• PROBLEM TO SOLVE: What is the number of lines holding the word "without"? Write that number and nothing else.

────────

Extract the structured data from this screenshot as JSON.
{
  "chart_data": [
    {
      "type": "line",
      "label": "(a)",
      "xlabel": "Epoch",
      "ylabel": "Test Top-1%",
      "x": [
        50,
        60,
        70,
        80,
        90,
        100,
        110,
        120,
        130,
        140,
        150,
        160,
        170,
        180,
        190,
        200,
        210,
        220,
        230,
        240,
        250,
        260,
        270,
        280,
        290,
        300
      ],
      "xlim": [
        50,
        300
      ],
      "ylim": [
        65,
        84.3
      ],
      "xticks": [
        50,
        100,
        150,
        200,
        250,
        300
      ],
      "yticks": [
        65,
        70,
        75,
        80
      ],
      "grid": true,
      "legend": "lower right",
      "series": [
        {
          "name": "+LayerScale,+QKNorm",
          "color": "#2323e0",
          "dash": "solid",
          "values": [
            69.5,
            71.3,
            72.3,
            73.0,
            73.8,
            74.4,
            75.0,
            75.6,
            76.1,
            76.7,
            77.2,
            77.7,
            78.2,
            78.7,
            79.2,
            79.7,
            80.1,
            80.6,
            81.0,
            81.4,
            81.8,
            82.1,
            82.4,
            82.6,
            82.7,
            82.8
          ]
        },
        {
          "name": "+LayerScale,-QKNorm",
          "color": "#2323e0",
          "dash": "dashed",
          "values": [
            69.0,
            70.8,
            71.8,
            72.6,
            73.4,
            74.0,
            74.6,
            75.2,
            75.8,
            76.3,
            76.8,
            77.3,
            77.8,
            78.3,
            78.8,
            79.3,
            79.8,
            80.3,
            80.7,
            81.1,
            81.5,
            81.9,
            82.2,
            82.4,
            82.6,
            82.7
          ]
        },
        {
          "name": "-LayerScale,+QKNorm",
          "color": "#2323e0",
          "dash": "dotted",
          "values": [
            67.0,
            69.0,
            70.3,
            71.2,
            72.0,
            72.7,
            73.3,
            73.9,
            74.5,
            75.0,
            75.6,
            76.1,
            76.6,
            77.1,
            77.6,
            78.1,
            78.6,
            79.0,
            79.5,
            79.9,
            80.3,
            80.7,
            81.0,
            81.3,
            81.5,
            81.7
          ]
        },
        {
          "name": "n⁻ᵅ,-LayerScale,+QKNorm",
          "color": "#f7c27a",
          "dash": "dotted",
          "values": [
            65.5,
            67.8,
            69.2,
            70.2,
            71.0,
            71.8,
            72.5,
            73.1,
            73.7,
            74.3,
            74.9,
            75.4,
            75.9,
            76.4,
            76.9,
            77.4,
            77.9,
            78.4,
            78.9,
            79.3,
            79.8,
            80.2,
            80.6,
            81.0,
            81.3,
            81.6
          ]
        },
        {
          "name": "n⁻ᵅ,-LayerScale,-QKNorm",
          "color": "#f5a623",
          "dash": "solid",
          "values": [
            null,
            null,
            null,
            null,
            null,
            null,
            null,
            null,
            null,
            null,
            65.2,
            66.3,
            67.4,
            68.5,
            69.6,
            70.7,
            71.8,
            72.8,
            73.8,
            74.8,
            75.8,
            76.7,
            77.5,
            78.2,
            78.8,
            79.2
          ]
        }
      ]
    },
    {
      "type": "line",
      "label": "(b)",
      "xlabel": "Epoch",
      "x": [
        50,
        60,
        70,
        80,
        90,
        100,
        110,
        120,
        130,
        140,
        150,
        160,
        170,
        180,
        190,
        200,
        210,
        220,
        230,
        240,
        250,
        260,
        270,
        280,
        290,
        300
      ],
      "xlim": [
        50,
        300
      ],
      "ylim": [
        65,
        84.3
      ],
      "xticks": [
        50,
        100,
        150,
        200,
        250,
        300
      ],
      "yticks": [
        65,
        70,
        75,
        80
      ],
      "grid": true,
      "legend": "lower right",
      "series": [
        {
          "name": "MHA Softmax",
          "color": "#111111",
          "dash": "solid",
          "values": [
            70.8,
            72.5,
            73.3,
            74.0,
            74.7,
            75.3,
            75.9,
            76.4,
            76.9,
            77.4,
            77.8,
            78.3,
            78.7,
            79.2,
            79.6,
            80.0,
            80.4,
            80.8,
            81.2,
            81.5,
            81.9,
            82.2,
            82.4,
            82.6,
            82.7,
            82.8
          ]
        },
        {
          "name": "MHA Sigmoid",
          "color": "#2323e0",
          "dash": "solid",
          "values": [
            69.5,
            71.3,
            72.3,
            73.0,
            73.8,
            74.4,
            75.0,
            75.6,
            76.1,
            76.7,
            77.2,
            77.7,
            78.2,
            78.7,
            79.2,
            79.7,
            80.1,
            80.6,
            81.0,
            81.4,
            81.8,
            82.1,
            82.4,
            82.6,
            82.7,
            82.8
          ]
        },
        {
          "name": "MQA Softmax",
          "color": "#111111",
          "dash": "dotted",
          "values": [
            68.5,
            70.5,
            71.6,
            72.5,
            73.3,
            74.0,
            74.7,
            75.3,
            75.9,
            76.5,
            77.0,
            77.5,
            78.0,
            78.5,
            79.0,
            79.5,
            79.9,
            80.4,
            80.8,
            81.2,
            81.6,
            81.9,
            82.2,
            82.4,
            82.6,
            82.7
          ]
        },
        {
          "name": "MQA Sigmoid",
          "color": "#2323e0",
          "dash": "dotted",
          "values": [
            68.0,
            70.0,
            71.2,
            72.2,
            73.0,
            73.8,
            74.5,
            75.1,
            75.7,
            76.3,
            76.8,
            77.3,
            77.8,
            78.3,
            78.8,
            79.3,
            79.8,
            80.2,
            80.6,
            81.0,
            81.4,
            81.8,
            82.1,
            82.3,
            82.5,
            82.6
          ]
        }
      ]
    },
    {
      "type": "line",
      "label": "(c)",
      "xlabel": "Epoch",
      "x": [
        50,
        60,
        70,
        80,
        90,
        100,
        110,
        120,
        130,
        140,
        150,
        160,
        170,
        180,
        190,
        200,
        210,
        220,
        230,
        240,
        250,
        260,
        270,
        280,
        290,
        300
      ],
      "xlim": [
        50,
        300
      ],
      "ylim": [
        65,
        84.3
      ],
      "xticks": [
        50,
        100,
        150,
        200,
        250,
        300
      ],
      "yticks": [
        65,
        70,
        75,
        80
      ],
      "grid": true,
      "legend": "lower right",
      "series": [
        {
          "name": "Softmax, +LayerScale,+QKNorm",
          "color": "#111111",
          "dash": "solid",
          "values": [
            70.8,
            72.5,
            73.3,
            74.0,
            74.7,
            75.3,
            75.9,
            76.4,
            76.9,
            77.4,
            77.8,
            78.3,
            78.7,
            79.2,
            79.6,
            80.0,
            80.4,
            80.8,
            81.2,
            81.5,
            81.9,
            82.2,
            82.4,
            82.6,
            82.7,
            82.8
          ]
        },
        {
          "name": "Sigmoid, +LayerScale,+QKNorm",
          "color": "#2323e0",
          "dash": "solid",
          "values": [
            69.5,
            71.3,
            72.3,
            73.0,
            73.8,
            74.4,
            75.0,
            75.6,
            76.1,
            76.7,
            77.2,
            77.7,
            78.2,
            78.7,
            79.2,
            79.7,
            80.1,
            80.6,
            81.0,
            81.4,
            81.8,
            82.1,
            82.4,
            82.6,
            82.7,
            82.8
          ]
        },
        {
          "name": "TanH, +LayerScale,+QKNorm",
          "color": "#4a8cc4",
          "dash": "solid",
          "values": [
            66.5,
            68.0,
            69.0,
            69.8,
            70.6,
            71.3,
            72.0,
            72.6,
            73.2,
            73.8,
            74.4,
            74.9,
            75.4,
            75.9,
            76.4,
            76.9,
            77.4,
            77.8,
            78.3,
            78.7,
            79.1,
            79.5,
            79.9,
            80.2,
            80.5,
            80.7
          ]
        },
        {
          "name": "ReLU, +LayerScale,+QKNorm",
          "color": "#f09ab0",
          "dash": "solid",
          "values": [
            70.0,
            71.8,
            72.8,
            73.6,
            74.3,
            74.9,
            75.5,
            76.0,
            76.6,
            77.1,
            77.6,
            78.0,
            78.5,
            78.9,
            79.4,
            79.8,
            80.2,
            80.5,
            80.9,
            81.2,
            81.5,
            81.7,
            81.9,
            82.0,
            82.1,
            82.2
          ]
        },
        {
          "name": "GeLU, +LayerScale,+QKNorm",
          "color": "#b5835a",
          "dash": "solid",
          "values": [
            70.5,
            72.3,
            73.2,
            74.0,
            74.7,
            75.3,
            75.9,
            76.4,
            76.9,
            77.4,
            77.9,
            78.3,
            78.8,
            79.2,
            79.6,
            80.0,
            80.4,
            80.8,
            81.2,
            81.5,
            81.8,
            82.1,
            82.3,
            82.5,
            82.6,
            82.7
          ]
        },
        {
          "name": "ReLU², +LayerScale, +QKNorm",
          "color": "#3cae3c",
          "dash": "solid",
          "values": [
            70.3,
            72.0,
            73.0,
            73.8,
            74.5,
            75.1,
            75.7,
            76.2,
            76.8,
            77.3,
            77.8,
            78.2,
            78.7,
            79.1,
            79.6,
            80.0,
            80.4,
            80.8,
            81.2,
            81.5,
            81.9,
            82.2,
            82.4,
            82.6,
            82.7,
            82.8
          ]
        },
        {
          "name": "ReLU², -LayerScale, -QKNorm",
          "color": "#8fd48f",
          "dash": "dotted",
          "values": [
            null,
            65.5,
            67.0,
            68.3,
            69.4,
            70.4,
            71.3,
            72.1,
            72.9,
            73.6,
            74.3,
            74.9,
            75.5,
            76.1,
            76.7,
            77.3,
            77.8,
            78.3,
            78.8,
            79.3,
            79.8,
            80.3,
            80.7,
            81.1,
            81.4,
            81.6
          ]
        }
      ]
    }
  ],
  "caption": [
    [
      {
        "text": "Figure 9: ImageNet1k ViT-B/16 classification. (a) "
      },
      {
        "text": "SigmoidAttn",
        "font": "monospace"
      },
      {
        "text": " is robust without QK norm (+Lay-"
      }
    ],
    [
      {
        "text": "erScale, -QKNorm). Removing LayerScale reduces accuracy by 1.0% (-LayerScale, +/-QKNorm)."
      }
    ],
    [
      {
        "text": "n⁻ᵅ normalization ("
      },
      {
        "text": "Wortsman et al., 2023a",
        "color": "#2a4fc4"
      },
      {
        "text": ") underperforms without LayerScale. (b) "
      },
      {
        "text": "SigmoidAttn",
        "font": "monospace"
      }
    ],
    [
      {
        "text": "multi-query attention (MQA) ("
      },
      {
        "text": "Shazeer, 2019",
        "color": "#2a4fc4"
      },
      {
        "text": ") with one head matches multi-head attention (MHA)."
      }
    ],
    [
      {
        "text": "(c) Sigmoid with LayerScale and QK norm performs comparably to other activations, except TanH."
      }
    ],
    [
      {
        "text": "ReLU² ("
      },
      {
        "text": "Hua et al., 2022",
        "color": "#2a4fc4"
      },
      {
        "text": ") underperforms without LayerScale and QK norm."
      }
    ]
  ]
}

────────

• RESULT OF THIS TASK: 3